_The exercise_:
Tally all lines containing the word "list". Give the number alone.

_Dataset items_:

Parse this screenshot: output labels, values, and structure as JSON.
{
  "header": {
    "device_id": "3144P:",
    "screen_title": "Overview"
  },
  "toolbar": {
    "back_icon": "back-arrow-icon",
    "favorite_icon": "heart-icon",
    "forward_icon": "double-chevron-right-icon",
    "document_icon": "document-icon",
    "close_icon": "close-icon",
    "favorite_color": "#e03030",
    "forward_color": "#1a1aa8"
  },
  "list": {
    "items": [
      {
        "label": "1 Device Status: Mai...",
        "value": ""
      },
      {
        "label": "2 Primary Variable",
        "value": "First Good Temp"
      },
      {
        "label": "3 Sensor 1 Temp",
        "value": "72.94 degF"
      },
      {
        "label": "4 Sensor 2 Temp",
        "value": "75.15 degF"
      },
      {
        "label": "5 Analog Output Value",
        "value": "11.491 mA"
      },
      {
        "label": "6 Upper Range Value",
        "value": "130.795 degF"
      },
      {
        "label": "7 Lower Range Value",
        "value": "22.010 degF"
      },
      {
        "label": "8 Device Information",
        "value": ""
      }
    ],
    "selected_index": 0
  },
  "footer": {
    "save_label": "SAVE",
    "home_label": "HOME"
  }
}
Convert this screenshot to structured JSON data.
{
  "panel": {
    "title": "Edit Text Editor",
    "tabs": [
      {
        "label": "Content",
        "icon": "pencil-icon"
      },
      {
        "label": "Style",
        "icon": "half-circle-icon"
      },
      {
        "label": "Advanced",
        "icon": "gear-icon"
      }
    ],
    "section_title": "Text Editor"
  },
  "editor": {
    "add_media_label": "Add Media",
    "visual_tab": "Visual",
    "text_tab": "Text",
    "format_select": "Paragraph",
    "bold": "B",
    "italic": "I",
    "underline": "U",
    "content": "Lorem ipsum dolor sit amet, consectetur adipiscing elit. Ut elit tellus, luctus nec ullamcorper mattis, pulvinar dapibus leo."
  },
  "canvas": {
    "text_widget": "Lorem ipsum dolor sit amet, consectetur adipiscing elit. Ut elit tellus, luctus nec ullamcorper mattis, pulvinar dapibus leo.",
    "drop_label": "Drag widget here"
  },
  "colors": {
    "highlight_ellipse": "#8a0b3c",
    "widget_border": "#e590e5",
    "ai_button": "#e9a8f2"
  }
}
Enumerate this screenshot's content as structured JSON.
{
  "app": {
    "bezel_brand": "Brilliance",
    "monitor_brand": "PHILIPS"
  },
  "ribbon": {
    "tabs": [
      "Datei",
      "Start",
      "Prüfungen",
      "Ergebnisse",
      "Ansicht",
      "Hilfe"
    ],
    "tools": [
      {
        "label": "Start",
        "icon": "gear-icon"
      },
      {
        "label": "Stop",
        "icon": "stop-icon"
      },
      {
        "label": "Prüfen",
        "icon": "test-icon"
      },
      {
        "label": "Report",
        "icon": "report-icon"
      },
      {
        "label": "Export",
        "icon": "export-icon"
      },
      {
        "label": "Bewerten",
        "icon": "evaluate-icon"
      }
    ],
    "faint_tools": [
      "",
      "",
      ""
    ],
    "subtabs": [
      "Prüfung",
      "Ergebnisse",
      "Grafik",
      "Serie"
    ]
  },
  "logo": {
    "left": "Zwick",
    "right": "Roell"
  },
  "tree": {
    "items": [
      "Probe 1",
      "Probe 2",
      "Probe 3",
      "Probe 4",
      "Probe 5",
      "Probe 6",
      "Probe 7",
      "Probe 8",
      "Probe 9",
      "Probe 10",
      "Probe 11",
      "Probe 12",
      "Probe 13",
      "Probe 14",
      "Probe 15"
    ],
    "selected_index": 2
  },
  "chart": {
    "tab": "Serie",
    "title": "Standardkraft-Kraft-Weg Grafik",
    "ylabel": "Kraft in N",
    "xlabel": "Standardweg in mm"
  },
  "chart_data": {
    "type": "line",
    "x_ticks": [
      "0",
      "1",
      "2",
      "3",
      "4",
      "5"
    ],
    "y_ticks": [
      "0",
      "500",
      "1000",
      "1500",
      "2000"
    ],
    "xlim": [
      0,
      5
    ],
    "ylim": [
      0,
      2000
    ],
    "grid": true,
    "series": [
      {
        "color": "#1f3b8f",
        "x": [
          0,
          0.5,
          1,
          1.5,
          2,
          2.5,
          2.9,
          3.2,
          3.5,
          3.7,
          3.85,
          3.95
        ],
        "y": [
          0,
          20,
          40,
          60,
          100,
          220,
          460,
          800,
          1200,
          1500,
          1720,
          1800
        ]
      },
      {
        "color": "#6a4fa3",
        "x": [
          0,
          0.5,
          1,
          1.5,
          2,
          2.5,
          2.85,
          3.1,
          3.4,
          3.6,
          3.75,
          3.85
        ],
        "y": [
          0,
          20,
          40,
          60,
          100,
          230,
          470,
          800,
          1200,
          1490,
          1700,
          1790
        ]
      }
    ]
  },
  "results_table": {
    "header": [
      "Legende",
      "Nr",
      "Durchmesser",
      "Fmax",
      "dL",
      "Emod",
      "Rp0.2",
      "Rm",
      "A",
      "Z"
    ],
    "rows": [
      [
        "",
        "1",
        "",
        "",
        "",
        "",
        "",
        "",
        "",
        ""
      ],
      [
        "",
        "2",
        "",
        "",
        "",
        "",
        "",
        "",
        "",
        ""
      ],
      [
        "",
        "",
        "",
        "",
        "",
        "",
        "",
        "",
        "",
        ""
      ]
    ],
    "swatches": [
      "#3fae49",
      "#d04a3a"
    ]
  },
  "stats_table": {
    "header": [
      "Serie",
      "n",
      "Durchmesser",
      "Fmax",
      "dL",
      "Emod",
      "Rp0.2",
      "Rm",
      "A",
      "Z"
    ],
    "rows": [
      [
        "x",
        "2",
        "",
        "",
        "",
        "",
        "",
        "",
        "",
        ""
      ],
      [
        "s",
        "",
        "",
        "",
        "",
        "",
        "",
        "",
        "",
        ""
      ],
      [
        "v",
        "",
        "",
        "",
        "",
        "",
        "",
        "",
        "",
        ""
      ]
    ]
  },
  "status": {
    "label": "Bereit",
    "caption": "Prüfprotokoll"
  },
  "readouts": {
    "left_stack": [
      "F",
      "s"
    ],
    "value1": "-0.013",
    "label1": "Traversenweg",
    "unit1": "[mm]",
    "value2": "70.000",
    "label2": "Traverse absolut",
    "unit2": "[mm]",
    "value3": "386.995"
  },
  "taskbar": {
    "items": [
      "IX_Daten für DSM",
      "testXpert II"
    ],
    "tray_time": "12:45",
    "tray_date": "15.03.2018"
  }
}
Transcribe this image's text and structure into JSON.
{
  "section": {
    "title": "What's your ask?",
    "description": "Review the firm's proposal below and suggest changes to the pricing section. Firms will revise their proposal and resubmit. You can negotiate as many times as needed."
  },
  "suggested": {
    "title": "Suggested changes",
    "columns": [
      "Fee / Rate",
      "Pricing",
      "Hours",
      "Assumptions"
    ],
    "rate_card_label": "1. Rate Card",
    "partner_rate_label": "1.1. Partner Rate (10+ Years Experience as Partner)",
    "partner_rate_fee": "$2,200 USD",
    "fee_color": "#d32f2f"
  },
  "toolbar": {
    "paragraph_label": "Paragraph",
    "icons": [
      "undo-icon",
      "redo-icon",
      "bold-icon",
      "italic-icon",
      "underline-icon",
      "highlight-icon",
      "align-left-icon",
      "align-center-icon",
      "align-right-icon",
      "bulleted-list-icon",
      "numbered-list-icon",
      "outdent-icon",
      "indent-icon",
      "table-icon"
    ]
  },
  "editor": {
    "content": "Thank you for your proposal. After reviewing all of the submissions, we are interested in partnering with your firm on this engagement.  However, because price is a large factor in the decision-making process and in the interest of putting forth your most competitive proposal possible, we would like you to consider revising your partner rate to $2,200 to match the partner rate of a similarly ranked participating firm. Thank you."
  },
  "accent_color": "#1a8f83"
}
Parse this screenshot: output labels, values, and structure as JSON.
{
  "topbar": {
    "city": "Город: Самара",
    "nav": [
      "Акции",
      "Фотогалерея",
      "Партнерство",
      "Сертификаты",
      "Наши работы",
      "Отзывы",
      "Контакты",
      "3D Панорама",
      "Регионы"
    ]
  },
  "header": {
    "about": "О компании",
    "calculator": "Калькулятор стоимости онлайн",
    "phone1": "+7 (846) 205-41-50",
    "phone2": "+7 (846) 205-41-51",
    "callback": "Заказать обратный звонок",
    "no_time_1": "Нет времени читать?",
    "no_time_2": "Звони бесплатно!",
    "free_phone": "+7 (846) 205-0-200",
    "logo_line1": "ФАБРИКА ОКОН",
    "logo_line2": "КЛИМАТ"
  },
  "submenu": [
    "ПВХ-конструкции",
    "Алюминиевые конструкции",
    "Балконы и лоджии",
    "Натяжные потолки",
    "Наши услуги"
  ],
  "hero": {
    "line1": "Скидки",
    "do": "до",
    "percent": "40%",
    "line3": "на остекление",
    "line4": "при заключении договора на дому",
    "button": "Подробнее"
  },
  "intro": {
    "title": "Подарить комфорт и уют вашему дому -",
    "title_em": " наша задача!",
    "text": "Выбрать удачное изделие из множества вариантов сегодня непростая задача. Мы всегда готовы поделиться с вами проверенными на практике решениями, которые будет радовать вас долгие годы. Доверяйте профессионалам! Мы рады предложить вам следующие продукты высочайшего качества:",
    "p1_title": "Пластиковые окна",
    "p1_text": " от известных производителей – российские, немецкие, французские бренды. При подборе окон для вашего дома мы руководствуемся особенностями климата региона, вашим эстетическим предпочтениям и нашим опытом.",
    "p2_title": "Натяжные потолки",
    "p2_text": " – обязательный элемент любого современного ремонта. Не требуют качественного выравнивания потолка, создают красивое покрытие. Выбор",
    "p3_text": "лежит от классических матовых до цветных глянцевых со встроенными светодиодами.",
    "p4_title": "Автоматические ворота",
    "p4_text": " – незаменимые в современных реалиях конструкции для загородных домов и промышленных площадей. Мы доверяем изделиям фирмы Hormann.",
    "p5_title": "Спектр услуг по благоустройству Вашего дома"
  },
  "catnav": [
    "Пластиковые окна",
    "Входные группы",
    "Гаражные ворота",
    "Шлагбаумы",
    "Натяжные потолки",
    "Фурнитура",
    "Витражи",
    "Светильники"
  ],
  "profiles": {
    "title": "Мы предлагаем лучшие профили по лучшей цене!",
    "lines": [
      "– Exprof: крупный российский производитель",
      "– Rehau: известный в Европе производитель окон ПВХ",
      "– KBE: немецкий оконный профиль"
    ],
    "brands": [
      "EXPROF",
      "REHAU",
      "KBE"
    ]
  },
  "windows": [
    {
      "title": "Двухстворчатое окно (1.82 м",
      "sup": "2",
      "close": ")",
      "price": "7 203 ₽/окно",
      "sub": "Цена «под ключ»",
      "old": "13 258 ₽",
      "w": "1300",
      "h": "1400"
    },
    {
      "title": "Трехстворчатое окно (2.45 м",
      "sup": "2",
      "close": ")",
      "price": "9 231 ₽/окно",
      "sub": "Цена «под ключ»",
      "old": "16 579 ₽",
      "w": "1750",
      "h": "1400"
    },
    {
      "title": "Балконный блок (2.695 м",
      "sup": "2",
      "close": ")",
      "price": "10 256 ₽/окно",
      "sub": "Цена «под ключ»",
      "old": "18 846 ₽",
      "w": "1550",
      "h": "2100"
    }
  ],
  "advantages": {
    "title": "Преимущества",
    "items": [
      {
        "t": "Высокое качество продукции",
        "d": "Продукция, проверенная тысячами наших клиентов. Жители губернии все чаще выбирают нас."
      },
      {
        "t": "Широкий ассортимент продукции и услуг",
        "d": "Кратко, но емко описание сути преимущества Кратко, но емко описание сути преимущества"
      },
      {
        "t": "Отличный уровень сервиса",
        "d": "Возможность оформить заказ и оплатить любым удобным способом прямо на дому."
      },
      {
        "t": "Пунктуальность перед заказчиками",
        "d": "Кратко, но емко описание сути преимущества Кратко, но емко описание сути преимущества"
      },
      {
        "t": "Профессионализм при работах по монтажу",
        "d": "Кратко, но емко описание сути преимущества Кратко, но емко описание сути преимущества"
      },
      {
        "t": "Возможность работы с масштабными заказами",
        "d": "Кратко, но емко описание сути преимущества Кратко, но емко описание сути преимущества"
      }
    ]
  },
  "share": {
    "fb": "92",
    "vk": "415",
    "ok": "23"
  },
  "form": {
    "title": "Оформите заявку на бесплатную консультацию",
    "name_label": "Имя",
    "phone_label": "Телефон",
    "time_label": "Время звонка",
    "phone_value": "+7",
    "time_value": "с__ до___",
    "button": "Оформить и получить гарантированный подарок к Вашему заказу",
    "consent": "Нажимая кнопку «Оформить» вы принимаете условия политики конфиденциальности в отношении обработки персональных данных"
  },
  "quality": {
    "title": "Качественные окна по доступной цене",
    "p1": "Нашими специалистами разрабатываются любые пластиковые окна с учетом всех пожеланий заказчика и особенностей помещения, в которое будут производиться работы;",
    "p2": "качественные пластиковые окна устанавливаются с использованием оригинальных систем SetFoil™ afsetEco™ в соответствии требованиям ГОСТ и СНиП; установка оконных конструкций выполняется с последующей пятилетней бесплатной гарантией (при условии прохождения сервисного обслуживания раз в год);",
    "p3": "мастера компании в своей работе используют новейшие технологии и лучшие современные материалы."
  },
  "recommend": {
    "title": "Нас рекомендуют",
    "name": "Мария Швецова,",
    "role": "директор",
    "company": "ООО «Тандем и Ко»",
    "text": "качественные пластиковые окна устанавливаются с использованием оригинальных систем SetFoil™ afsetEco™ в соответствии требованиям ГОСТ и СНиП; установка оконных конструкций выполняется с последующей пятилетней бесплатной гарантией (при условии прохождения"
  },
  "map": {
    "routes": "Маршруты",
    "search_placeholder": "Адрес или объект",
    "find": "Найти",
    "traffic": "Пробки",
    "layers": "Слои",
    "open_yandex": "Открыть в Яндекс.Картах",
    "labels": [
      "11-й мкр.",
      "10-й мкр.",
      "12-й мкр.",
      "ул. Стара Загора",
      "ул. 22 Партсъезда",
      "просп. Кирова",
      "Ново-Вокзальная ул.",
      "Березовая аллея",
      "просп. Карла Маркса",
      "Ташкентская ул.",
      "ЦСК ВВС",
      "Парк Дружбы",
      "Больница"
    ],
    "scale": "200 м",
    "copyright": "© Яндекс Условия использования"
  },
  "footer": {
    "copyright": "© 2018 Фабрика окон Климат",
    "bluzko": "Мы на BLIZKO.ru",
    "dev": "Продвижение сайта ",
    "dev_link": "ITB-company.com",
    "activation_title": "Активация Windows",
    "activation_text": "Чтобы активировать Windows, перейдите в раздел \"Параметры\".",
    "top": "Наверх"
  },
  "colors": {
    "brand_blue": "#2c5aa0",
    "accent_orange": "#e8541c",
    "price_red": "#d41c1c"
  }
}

_Written reply_:
3